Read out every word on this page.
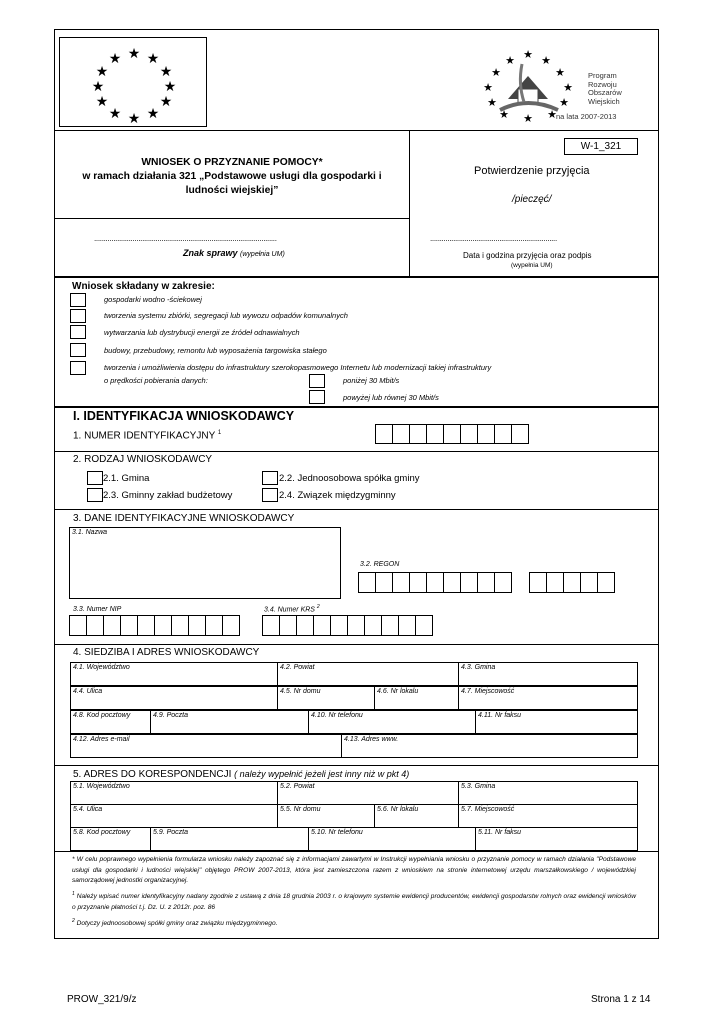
★ ★
★
★
★
★
★
★
★
★
★
★	★
★ ★
★	★
★	★
★	★
★	★
★
Program
Rozwoju
Obszarów
Wiejskich
na lata 2007-2013
W-1_321
WNIOSEK O PRZYZNANIE POMOCY*
w ramach działania 321 „Podstawowe usługi dla gospodarki i
ludności wiejskiej”
Potwierdzenie przyjęcia
/pieczęć/
...............................................................................................
Znak sprawy (wypełnia UM)
..................................................................
Data i godzina przyjęcia oraz podpis
(wypełnia UM)
Wniosek składany w zakresie:
gospodarki wodno -ściekowej
tworzenia systemu zbiórki, segregacji lub wywozu odpadów komunalnych
wytwarzania lub dystrybucji energii ze źródeł odnawialnych
budowy, przebudowy, remontu lub wyposażenia targowiska stałego
tworzenia i umożliwienia dostępu do infrastruktury szerokopasmowego Internetu lub modernizacji takiej infrastruktury
o prędkości pobierania danych:	poniżej 30 Mbit/s
powyżej lub równej 30 Mbit/s
I. IDENTYFIKACJA WNIOSKODAWCY
1. NUMER IDENTYFIKACYJNY $^1$
2. RODZAJ WNIOSKODAWCY
2.1. Gmina	2.2. Jednoosobowa spółka gminy
2.3. Gminny zakład budżetowy	2.4. Związek międzygminny
3. DANE IDENTYFIKACYJNE WNIOSKODAWCY
3.1. Nazwa
3.2. REGON
3.3. Numer NIP	3.4. Numer KRS $^2$
4. SIEDZIBA I ADRES WNIOSKODAWCY
4.1. Województwo	4.2. Powiat	4.3. Gmina
4.4. Ulica	4.5. Nr domu	4.6. Nr lokalu	4.7. Miejscowość
4.8. Kod pocztowy	4.9. Poczta	4.10. Nr telefonu	4.11. Nr faksu
4.12. Adres e-mail	4.13. Adres www.
5. ADRES DO KORESPONDENCJI ( należy wypełnić jeżeli jest inny niż w pkt 4)
5.1. Województwo	5.2. Powiat	5.3. Gmina
5.4. Ulica	5.5. Nr domu	5.6. Nr lokalu	5.7. Miejscowość
5.8. Kod pocztowy	5.9. Poczta	5.10. Nr telefonu	5.11. Nr faksu
* W celu poprawnego wypełnienia formularza wniosku należy zapoznać się z informacjami zawartymi w Instrukcji wypełniania wniosku o przyznanie pomocy w ramach działania "Podstawowe usługi dla gospodarki i ludności wiejskiej" objętego PROW 2007-2013, która jest zamieszczona razem z wnioskiem na stronie internetowej urzędu marszałkowskiego / wojewódzkiej samorządowej jednostki organizacyjnej.
$^1$ Należy wpisać numer identyfikacyjny nadany zgodnie z ustawą z dnia 18 grudnia 2003 r. o krajowym systemie ewidencji producentów, ewidencji gospodarstw rolnych oraz ewidencji wniosków o przyznanie płatności t.j. Dz. U. z 2012r. poz. 86
$^2$ Dotyczy jednoosobowej spółki gminy oraz związku międzygminnego.
PROW_321/9/z	Strona 1 z 14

### Aim of the exercise
All of the material above needs to be restated exactly, with no pictures.

### Complete response
Read out every word on this page.
★ ★
★
★
★
★
★
★
★
★
★
★	★
★ ★
★	★
★	★
★	★
★	★
★
Program
Rozwoju
Obszarów
Wiejskich
na lata 2007-2013
W-1_321
WNIOSEK O PRZYZNANIE POMOCY*
w ramach działania 321 „Podstawowe usługi dla gospodarki i
ludności wiejskiej”
Potwierdzenie przyjęcia
/pieczęć/
...............................................................................................
Znak sprawy (wypełnia UM)
..................................................................
Data i godzina przyjęcia oraz podpis
(wypełnia UM)
Wniosek składany w zakresie:
gospodarki wodno -ściekowej
tworzenia systemu zbiórki, segregacji lub wywozu odpadów komunalnych
wytwarzania lub dystrybucji energii ze źródeł odnawialnych
budowy, przebudowy, remontu lub wyposażenia targowiska stałego
tworzenia i umożliwienia dostępu do infrastruktury szerokopasmowego Internetu lub modernizacji takiej infrastruktury
o prędkości pobierania danych:	poniżej 30 Mbit/s
powyżej lub równej 30 Mbit/s
I. IDENTYFIKACJA WNIOSKODAWCY
1. NUMER IDENTYFIKACYJNY $^1$
2. RODZAJ WNIOSKODAWCY
2.1. Gmina	2.2. Jednoosobowa spółka gminy
2.3. Gminny zakład budżetowy	2.4. Związek międzygminny
3. DANE IDENTYFIKACYJNE WNIOSKODAWCY
3.1. Nazwa
3.2. REGON
3.3. Numer NIP	3.4. Numer KRS $^2$
4. SIEDZIBA I ADRES WNIOSKODAWCY
4.1. Województwo	4.2. Powiat	4.3. Gmina
4.4. Ulica	4.5. Nr domu	4.6. Nr lokalu	4.7. Miejscowość
4.8. Kod pocztowy	4.9. Poczta	4.10. Nr telefonu	4.11. Nr faksu
4.12. Adres e-mail	4.13. Adres www.
5. ADRES DO KORESPONDENCJI ( należy wypełnić jeżeli jest inny niż w pkt 4)
5.1. Województwo	5.2. Powiat	5.3. Gmina
5.4. Ulica	5.5. Nr domu	5.6. Nr lokalu	5.7. Miejscowość
5.8. Kod pocztowy	5.9. Poczta	5.10. Nr telefonu	5.11. Nr faksu
* W celu poprawnego wypełnienia formularza wniosku należy zapoznać się z informacjami zawartymi w Instrukcji wypełniania wniosku o przyznanie pomocy w ramach działania "Podstawowe usługi dla gospodarki i ludności wiejskiej" objętego PROW 2007-2013, która jest zamieszczona razem z wnioskiem na stronie internetowej urzędu marszałkowskiego / wojewódzkiej samorządowej jednostki organizacyjnej.
$^1$ Należy wpisać numer identyfikacyjny nadany zgodnie z ustawą z dnia 18 grudnia 2003 r. o krajowym systemie ewidencji producentów, ewidencji gospodarstw rolnych oraz ewidencji wniosków o przyznanie płatności t.j. Dz. U. z 2012r. poz. 86
$^2$ Dotyczy jednoosobowej spółki gminy oraz związku międzygminnego.
PROW_321/9/z	Strona 1 z 14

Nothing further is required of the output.